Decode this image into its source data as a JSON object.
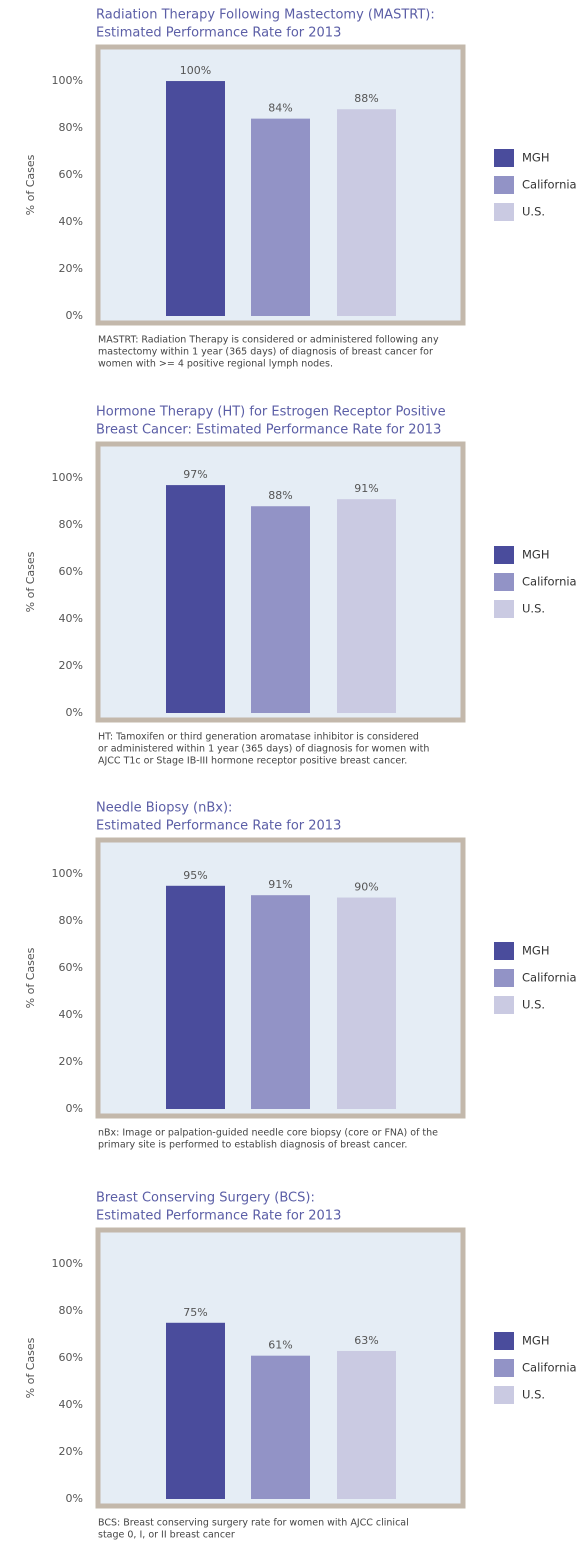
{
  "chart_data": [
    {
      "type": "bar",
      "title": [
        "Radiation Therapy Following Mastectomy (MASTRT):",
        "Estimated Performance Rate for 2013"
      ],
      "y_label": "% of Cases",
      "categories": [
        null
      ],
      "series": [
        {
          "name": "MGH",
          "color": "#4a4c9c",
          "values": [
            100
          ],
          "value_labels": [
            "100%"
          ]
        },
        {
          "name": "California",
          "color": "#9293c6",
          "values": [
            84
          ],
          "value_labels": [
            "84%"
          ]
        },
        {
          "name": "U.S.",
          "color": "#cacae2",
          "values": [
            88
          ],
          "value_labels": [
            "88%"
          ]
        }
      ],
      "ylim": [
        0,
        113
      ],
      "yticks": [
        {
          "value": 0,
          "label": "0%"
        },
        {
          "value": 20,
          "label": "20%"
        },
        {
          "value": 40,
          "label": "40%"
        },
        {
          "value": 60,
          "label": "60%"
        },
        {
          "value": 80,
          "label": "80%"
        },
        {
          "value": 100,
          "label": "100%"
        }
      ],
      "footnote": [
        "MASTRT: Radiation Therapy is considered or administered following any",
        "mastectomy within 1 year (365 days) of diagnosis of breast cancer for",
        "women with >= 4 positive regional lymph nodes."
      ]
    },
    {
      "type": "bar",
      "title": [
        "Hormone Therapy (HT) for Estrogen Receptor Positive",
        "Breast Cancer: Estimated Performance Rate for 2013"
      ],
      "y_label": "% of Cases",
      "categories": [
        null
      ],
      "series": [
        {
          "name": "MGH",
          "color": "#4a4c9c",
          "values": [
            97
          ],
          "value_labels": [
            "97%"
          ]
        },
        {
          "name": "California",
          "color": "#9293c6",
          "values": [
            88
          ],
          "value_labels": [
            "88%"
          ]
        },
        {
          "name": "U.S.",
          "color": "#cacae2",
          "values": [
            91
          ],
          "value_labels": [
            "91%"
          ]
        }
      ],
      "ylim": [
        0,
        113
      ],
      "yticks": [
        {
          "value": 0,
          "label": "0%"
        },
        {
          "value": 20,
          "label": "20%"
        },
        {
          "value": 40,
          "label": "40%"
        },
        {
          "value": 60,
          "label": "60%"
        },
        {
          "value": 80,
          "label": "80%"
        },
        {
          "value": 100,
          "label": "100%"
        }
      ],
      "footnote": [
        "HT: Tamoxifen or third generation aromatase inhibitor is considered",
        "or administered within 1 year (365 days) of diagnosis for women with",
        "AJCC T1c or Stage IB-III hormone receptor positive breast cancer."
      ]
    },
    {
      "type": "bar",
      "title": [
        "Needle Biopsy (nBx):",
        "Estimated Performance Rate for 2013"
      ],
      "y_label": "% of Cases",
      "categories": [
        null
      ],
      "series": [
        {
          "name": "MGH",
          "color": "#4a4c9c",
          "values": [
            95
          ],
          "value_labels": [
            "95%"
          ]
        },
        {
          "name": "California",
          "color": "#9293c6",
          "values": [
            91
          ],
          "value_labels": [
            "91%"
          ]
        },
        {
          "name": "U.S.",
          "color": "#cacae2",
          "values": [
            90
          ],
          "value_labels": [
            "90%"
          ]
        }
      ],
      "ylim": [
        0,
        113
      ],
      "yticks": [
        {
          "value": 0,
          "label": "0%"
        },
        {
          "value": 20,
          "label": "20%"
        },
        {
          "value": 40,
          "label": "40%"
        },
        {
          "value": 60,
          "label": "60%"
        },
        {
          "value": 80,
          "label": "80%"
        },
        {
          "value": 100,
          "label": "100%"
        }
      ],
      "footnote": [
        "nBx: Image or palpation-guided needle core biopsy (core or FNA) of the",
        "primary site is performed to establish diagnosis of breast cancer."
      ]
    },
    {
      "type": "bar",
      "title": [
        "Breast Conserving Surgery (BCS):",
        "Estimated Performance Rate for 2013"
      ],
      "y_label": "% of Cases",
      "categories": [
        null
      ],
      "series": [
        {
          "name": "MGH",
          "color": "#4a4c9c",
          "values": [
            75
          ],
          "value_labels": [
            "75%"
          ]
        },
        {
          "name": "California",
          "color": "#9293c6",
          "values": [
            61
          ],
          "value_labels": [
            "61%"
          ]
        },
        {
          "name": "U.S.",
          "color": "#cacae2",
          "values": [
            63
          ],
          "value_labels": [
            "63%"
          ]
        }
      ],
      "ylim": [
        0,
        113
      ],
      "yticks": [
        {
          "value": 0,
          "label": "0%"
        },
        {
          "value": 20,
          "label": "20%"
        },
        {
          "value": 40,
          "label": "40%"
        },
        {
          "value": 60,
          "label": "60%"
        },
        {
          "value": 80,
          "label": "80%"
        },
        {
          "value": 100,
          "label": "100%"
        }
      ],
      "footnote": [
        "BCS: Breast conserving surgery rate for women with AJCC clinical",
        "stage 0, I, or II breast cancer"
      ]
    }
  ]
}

Aim:
Print out the lines exactly, skipping any picture.

Expected answer:
Decode this image into its source data as a JSON object.
{
  "chart_data": [
    {
      "type": "bar",
      "title": [
        "Radiation Therapy Following Mastectomy (MASTRT):",
        "Estimated Performance Rate for 2013"
      ],
      "y_label": "% of Cases",
      "categories": [
        null
      ],
      "series": [
        {
          "name": "MGH",
          "color": "#4a4c9c",
          "values": [
            100
          ],
          "value_labels": [
            "100%"
          ]
        },
        {
          "name": "California",
          "color": "#9293c6",
          "values": [
            84
          ],
          "value_labels": [
            "84%"
          ]
        },
        {
          "name": "U.S.",
          "color": "#cacae2",
          "values": [
            88
          ],
          "value_labels": [
            "88%"
          ]
        }
      ],
      "ylim": [
        0,
        113
      ],
      "yticks": [
        {
          "value": 0,
          "label": "0%"
        },
        {
          "value": 20,
          "label": "20%"
        },
        {
          "value": 40,
          "label": "40%"
        },
        {
          "value": 60,
          "label": "60%"
        },
        {
          "value": 80,
          "label": "80%"
        },
        {
          "value": 100,
          "label": "100%"
        }
      ],
      "footnote": [
        "MASTRT: Radiation Therapy is considered or administered following any",
        "mastectomy within 1 year (365 days) of diagnosis of breast cancer for",
        "women with >= 4 positive regional lymph nodes."
      ]
    },
    {
      "type": "bar",
      "title": [
        "Hormone Therapy (HT) for Estrogen Receptor Positive",
        "Breast Cancer: Estimated Performance Rate for 2013"
      ],
      "y_label": "% of Cases",
      "categories": [
        null
      ],
      "series": [
        {
          "name": "MGH",
          "color": "#4a4c9c",
          "values": [
            97
          ],
          "value_labels": [
            "97%"
          ]
        },
        {
          "name": "California",
          "color": "#9293c6",
          "values": [
            88
          ],
          "value_labels": [
            "88%"
          ]
        },
        {
          "name": "U.S.",
          "color": "#cacae2",
          "values": [
            91
          ],
          "value_labels": [
            "91%"
          ]
        }
      ],
      "ylim": [
        0,
        113
      ],
      "yticks": [
        {
          "value": 0,
          "label": "0%"
        },
        {
          "value": 20,
          "label": "20%"
        },
        {
          "value": 40,
          "label": "40%"
        },
        {
          "value": 60,
          "label": "60%"
        },
        {
          "value": 80,
          "label": "80%"
        },
        {
          "value": 100,
          "label": "100%"
        }
      ],
      "footnote": [
        "HT: Tamoxifen or third generation aromatase inhibitor is considered",
        "or administered within 1 year (365 days) of diagnosis for women with",
        "AJCC T1c or Stage IB-III hormone receptor positive breast cancer."
      ]
    },
    {
      "type": "bar",
      "title": [
        "Needle Biopsy (nBx):",
        "Estimated Performance Rate for 2013"
      ],
      "y_label": "% of Cases",
      "categories": [
        null
      ],
      "series": [
        {
          "name": "MGH",
          "color": "#4a4c9c",
          "values": [
            95
          ],
          "value_labels": [
            "95%"
          ]
        },
        {
          "name": "California",
          "color": "#9293c6",
          "values": [
            91
          ],
          "value_labels": [
            "91%"
          ]
        },
        {
          "name": "U.S.",
          "color": "#cacae2",
          "values": [
            90
          ],
          "value_labels": [
            "90%"
          ]
        }
      ],
      "ylim": [
        0,
        113
      ],
      "yticks": [
        {
          "value": 0,
          "label": "0%"
        },
        {
          "value": 20,
          "label": "20%"
        },
        {
          "value": 40,
          "label": "40%"
        },
        {
          "value": 60,
          "label": "60%"
        },
        {
          "value": 80,
          "label": "80%"
        },
        {
          "value": 100,
          "label": "100%"
        }
      ],
      "footnote": [
        "nBx: Image or palpation-guided needle core biopsy (core or FNA) of the",
        "primary site is performed to establish diagnosis of breast cancer."
      ]
    },
    {
      "type": "bar",
      "title": [
        "Breast Conserving Surgery (BCS):",
        "Estimated Performance Rate for 2013"
      ],
      "y_label": "% of Cases",
      "categories": [
        null
      ],
      "series": [
        {
          "name": "MGH",
          "color": "#4a4c9c",
          "values": [
            75
          ],
          "value_labels": [
            "75%"
          ]
        },
        {
          "name": "California",
          "color": "#9293c6",
          "values": [
            61
          ],
          "value_labels": [
            "61%"
          ]
        },
        {
          "name": "U.S.",
          "color": "#cacae2",
          "values": [
            63
          ],
          "value_labels": [
            "63%"
          ]
        }
      ],
      "ylim": [
        0,
        113
      ],
      "yticks": [
        {
          "value": 0,
          "label": "0%"
        },
        {
          "value": 20,
          "label": "20%"
        },
        {
          "value": 40,
          "label": "40%"
        },
        {
          "value": 60,
          "label": "60%"
        },
        {
          "value": 80,
          "label": "80%"
        },
        {
          "value": 100,
          "label": "100%"
        }
      ],
      "footnote": [
        "BCS: Breast conserving surgery rate for women with AJCC clinical",
        "stage 0, I, or II breast cancer"
      ]
    }
  ]
}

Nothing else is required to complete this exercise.